◆ **Data listing**
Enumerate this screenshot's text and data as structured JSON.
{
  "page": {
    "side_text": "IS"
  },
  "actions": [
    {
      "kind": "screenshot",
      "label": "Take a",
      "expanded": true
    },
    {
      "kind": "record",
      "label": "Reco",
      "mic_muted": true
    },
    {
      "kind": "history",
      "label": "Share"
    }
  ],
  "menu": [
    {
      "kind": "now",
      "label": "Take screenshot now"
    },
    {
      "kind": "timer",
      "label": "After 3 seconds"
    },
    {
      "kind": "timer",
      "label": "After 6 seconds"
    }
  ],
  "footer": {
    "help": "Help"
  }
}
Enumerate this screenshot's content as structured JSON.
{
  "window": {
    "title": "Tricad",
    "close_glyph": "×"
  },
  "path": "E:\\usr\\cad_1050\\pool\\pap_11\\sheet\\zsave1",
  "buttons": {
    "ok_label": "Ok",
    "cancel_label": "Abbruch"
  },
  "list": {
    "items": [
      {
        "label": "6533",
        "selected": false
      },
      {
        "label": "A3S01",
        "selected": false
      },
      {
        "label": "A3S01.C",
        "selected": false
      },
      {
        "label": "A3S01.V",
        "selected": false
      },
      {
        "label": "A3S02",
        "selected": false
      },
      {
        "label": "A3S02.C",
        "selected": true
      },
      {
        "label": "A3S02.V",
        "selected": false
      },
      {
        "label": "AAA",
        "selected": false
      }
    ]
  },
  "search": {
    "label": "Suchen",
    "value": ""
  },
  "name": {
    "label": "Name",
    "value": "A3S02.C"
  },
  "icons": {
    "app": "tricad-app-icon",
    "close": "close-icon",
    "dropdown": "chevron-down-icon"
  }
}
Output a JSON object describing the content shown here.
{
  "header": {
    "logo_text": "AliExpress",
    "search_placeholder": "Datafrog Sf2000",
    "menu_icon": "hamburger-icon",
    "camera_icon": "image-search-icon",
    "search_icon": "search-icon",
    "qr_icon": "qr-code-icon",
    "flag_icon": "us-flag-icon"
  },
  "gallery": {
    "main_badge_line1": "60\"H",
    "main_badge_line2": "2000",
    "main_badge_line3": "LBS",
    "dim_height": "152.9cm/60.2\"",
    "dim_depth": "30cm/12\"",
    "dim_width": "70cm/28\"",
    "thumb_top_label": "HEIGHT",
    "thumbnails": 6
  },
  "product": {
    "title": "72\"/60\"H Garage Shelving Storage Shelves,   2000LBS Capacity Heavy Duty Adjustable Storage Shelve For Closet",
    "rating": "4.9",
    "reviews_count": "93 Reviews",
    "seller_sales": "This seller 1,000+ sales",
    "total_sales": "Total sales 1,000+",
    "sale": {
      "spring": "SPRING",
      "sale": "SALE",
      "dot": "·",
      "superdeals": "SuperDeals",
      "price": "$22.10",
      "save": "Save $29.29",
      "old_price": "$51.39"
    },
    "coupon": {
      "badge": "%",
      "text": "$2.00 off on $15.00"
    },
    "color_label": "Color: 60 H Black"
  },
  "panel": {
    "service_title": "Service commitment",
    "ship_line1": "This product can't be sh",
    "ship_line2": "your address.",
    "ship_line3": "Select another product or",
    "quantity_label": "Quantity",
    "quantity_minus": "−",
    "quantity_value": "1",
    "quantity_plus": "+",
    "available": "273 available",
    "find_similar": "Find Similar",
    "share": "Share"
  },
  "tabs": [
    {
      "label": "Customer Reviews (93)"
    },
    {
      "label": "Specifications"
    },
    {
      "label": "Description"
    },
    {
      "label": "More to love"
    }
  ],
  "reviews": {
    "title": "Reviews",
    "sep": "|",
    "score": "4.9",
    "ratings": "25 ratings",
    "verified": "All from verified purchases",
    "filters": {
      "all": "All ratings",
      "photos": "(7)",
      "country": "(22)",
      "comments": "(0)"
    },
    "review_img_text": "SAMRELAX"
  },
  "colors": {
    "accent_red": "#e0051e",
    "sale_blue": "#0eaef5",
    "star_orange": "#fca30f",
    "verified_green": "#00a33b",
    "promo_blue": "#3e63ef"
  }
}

◆ **Direction**
Lines containing the word "JSON" must all be returned from the material above.

◆ **Solution**
Enumerate this screenshot's text and data as structured JSON.
Enumerate this screenshot's content as structured JSON.
Output a JSON object describing the content shown here.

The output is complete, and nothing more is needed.